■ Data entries
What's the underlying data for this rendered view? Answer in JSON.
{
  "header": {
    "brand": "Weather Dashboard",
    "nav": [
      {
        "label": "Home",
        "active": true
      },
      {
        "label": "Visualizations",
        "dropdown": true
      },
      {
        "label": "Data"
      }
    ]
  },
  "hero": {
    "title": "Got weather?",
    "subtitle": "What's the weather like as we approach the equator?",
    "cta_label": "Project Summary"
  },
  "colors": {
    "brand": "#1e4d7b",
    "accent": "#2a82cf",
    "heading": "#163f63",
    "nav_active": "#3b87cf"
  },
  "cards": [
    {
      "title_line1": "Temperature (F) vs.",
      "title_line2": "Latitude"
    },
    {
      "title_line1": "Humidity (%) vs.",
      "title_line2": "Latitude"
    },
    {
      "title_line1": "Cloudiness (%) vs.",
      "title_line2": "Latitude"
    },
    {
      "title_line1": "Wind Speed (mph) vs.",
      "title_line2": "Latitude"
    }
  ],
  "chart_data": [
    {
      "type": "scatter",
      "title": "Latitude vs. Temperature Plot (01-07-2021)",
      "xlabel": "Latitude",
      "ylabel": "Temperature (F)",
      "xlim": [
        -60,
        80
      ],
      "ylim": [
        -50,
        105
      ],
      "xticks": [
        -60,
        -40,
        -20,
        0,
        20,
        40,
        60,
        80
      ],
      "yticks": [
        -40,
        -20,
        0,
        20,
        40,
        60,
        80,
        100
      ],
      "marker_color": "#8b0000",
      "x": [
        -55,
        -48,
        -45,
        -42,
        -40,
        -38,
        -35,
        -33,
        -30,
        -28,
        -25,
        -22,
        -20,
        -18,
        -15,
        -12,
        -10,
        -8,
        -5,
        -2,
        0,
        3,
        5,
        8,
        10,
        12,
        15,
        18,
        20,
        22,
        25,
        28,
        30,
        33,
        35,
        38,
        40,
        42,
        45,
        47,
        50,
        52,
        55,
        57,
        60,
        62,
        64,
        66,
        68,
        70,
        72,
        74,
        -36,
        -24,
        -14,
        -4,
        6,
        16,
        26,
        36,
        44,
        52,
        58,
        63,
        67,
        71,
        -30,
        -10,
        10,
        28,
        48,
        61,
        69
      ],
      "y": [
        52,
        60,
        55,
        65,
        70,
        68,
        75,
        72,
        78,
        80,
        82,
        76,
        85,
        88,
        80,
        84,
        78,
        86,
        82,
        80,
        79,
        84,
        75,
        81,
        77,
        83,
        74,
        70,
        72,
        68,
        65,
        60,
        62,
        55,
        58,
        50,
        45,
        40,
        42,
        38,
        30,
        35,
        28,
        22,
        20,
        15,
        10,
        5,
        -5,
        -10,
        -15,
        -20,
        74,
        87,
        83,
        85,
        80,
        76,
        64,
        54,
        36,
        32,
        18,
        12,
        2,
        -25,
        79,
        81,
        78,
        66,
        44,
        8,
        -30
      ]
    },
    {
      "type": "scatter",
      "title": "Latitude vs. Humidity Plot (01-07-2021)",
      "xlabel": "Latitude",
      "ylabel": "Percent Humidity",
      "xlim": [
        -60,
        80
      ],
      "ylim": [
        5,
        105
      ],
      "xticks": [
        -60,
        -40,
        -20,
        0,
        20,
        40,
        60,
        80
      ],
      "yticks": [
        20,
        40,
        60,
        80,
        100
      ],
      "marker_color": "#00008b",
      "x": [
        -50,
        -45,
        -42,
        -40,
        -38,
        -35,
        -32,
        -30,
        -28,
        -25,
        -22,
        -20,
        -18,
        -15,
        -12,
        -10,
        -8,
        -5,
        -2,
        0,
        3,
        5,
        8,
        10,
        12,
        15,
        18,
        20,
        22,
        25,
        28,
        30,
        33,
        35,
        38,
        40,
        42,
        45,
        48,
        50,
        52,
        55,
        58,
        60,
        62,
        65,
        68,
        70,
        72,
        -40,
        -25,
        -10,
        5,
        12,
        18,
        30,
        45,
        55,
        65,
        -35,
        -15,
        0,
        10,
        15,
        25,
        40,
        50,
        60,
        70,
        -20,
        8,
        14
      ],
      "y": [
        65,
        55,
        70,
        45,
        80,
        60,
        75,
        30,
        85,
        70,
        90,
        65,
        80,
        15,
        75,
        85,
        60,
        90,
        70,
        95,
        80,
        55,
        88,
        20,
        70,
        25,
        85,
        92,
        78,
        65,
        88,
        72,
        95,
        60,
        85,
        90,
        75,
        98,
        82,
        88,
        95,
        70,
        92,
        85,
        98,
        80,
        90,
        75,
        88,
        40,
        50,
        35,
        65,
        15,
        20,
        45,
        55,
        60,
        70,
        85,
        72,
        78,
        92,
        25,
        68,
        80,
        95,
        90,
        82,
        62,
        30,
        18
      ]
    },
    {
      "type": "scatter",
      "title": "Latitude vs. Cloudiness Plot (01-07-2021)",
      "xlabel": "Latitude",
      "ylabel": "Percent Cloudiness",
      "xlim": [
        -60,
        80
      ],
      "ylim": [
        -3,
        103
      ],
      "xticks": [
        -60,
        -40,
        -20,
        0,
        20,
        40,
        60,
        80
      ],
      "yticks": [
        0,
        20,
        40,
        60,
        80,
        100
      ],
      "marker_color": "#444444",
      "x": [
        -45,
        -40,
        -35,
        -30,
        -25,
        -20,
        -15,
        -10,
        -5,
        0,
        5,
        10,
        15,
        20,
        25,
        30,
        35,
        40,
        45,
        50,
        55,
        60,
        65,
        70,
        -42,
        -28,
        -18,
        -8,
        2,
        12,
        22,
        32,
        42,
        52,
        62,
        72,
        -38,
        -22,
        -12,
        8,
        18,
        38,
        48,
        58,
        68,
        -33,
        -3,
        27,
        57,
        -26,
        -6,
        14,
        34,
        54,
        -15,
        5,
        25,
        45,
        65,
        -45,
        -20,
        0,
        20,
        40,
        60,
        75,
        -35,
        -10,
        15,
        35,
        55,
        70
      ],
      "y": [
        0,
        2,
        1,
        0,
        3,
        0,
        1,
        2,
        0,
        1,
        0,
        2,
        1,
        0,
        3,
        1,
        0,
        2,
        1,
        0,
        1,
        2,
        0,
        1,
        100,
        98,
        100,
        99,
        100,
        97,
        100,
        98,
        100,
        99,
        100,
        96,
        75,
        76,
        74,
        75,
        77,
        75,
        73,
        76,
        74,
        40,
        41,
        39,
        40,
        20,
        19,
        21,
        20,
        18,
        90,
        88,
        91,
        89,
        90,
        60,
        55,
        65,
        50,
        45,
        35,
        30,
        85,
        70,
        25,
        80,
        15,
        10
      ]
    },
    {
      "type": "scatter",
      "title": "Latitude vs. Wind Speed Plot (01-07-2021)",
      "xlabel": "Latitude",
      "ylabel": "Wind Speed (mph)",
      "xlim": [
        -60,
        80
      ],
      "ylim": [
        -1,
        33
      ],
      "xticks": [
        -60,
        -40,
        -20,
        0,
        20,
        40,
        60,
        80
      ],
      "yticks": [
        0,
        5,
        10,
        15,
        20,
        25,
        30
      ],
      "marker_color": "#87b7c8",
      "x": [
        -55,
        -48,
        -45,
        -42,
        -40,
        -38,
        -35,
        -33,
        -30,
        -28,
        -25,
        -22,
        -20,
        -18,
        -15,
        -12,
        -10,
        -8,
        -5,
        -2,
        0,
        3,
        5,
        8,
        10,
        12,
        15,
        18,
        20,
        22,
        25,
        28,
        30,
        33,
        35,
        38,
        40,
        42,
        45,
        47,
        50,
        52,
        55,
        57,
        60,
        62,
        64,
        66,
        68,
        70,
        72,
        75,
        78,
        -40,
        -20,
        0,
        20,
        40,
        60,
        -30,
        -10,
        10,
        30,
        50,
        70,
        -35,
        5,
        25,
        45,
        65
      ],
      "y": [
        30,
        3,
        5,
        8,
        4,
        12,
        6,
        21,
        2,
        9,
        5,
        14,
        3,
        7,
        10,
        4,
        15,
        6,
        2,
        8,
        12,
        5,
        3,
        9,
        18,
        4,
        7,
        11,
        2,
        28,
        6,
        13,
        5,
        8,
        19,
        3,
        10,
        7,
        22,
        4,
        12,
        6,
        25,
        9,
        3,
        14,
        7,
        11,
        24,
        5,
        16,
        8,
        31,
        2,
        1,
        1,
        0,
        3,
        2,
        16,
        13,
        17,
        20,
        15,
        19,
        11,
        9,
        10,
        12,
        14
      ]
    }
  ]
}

...

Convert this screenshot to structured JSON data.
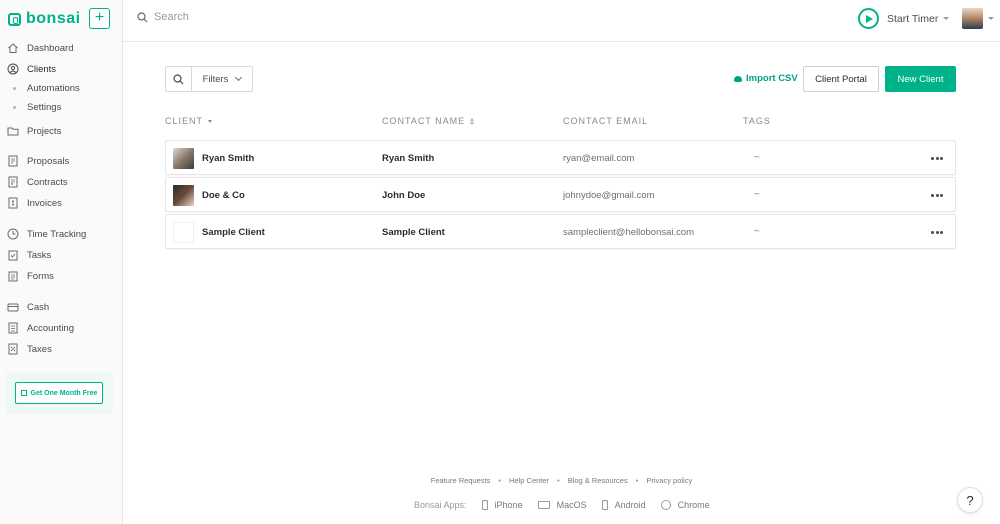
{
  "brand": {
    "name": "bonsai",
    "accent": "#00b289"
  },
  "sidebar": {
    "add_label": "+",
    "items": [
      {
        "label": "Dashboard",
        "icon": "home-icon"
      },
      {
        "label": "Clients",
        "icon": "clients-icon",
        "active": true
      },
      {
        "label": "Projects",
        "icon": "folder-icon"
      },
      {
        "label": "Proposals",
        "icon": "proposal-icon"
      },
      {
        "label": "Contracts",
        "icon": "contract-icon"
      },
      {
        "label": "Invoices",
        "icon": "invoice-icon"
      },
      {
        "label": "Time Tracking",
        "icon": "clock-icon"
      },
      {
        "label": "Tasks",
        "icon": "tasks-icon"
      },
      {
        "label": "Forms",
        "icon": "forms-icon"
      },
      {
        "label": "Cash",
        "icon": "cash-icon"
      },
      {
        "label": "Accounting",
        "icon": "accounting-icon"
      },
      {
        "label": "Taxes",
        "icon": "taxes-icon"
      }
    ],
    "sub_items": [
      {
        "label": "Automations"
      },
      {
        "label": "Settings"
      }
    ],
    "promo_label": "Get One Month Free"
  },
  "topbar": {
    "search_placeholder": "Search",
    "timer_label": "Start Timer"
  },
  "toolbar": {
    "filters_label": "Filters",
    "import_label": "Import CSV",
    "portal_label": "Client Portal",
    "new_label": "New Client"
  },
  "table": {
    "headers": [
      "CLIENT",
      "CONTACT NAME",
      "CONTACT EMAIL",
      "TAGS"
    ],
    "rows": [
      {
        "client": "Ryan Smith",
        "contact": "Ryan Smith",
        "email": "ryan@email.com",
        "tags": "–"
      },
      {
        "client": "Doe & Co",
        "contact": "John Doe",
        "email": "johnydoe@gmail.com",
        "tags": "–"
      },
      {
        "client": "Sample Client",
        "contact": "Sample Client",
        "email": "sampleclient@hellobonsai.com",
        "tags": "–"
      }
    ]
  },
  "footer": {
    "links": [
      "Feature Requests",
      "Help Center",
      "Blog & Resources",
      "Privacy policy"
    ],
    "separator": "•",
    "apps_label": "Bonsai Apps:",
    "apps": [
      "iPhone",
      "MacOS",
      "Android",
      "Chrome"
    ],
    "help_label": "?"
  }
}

■ Task statement
Pull every line containing "Humidity" out of the data above.

■ Correct output
      "title_line1": "Humidity (%) vs.",
      "title": "Latitude vs. Humidity Plot (01-07-2021)",
      "ylabel": "Percent Humidity",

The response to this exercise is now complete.